>> start Provided entries
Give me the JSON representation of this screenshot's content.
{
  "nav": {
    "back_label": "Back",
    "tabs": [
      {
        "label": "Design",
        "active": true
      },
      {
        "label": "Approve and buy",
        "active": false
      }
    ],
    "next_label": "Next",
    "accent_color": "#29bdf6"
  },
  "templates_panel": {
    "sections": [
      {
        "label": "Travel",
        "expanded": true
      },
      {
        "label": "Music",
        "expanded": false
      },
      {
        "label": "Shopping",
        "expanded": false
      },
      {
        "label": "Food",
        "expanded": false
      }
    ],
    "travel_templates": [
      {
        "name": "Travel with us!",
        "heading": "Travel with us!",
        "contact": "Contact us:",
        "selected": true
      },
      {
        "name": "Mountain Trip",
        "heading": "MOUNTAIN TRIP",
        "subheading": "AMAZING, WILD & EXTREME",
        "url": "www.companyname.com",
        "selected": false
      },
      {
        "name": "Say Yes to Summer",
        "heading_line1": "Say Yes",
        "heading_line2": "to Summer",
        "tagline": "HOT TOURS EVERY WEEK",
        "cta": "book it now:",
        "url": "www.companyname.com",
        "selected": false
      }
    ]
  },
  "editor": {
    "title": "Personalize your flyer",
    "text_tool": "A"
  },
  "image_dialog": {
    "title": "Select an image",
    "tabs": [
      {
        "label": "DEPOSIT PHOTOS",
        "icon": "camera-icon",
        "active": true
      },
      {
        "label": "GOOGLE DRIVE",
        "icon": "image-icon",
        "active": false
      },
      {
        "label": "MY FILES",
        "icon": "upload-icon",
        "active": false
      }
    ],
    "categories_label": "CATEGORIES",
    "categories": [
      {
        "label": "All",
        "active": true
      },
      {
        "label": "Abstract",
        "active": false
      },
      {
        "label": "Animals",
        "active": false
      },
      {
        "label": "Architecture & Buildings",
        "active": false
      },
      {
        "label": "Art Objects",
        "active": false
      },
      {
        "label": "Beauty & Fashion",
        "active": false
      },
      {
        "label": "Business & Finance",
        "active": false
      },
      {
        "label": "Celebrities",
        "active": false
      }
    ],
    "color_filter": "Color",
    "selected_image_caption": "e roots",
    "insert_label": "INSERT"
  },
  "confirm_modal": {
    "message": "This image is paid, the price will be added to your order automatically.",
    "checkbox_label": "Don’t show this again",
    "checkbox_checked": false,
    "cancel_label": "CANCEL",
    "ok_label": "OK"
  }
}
>> end Provided entries
** Task to carry out **
Copy out each line of the listing that holds "icon".

** Task response **
        "icon": "camera-icon",
        "icon": "image-icon",
        "icon": "upload-icon",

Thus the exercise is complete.